> _Written task_: Every line that contains "value" counts once; give the total number of such lines, with no other words.

> _Data supplied_:
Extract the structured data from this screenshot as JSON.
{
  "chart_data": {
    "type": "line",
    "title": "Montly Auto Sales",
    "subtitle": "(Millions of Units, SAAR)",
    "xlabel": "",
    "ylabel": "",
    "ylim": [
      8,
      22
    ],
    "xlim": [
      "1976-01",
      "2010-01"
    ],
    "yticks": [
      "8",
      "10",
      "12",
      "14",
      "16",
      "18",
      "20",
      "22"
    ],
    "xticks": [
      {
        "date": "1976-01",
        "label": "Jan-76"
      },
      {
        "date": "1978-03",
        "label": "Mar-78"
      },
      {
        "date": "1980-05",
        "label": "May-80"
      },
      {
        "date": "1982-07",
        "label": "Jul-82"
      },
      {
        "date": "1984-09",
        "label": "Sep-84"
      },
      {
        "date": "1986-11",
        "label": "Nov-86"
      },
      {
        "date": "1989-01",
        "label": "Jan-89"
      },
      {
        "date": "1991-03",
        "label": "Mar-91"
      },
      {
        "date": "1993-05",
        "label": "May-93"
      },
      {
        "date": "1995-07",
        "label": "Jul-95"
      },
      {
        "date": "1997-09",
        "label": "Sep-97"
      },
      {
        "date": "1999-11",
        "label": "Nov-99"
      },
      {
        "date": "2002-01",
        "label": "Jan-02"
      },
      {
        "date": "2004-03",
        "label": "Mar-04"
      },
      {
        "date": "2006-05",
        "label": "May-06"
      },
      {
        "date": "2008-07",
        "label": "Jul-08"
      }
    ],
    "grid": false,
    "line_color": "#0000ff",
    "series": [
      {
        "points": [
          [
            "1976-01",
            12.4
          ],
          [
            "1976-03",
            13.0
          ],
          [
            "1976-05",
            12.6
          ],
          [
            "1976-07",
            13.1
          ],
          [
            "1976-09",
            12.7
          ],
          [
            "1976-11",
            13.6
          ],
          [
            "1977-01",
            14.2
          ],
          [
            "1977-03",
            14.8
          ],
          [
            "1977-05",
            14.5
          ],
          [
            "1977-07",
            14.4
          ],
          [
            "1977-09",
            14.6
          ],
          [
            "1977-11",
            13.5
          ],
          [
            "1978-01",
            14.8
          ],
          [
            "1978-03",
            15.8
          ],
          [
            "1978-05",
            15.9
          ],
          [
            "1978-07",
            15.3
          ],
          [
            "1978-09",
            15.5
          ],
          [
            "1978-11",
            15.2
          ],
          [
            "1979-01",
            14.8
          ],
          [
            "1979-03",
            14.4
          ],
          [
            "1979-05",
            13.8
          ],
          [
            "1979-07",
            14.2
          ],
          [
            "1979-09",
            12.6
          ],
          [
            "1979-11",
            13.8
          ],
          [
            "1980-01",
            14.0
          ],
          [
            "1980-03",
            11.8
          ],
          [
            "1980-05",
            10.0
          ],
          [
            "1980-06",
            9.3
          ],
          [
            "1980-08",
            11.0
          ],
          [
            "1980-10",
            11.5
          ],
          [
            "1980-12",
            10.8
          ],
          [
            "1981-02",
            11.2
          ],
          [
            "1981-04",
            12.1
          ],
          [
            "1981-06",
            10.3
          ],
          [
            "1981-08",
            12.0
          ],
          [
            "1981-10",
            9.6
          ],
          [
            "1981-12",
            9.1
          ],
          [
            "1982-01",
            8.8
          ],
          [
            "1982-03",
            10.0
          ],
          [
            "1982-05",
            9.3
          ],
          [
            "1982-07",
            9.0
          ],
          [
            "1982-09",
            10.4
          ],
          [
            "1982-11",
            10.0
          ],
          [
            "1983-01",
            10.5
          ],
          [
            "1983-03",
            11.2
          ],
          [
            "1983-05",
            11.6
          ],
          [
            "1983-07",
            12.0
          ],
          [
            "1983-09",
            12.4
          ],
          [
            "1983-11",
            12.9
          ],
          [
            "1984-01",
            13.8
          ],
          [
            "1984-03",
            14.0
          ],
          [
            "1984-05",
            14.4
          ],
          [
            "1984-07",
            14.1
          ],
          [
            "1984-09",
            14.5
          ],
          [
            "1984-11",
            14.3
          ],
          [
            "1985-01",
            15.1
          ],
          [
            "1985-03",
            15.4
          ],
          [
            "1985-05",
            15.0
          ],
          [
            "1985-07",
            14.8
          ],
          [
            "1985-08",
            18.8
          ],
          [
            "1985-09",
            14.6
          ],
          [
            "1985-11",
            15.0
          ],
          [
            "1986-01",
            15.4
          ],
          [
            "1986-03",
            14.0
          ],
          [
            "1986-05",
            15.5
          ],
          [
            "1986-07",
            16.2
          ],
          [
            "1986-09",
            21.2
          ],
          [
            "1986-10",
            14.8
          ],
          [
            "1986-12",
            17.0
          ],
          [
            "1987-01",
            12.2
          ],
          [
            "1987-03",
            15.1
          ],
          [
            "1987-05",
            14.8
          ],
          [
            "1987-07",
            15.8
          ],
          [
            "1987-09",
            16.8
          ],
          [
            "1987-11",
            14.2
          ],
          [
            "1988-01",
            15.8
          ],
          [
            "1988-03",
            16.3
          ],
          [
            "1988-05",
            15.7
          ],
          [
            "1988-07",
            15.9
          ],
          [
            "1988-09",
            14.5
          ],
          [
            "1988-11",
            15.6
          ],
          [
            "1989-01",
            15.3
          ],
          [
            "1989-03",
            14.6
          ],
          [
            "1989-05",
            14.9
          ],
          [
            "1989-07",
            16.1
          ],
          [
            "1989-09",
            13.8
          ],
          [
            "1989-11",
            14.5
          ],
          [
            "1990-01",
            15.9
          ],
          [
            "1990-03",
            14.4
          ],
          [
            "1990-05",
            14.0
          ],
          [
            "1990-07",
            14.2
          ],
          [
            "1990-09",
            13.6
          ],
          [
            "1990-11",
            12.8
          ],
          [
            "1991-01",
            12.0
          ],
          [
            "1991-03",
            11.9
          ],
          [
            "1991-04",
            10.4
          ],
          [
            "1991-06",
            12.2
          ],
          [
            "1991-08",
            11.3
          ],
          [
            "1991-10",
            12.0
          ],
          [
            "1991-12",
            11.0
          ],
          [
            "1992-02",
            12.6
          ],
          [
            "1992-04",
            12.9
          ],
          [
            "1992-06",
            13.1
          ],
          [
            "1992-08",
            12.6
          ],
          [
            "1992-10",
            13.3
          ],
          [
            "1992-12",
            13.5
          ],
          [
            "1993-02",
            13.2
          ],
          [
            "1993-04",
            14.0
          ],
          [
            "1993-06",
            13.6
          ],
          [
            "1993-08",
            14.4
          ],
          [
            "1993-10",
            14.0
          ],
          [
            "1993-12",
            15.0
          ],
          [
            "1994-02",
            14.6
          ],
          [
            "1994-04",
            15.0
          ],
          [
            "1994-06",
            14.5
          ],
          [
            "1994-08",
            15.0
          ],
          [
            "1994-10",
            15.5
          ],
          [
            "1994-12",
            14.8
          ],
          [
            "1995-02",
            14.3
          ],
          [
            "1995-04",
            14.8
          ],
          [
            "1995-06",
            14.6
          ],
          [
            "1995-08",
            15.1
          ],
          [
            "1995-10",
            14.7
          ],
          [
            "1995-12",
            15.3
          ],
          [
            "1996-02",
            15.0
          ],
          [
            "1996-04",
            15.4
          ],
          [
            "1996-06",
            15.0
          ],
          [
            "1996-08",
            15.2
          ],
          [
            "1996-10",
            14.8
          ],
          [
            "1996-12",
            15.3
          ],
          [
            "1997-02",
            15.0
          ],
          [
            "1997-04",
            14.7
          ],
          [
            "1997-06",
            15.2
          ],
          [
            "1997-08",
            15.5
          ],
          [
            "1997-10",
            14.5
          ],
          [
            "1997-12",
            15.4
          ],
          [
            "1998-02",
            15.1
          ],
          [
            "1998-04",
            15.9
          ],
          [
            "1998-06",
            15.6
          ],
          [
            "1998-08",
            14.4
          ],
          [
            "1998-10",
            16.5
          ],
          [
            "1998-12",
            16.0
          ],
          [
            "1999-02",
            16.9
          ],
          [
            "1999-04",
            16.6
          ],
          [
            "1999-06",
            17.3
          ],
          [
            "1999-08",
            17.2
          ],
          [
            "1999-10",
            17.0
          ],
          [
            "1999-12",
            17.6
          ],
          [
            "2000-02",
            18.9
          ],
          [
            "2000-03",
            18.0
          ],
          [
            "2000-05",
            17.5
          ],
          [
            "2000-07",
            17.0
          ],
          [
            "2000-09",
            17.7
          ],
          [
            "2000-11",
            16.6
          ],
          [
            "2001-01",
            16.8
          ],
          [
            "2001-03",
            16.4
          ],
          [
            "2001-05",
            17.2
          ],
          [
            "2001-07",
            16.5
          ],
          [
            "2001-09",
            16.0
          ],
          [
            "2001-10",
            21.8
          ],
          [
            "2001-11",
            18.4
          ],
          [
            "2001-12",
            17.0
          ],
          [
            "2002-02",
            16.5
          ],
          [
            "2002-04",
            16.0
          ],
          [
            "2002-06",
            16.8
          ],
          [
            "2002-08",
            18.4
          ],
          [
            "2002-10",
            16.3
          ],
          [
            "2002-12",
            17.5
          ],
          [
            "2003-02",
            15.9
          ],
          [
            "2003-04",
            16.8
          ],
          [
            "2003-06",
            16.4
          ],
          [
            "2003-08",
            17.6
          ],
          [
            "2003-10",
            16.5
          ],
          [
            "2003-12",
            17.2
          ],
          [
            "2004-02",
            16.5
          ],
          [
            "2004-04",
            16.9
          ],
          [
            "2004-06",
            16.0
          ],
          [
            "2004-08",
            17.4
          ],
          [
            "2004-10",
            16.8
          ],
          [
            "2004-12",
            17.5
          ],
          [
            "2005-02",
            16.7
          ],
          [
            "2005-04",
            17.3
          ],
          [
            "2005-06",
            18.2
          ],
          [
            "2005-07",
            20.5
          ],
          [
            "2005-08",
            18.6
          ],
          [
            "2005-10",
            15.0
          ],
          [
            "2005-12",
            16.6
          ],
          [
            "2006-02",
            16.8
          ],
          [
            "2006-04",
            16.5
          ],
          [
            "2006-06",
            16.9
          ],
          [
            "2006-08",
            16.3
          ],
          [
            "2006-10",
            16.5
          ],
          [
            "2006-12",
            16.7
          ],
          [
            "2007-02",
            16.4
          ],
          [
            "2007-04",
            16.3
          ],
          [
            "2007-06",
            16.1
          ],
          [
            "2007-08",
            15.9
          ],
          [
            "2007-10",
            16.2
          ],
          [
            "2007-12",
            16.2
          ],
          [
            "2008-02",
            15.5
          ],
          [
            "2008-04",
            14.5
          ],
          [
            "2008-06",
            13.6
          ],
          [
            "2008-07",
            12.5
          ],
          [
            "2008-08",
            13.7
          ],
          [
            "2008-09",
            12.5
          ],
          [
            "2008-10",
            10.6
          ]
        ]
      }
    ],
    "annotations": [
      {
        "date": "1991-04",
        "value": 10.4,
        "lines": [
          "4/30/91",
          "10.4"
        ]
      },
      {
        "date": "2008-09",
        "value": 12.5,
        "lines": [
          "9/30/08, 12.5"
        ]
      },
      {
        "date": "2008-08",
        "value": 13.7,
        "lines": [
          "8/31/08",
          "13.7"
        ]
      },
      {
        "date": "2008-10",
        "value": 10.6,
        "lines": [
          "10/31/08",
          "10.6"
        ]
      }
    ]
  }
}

> _Worked solution_: 4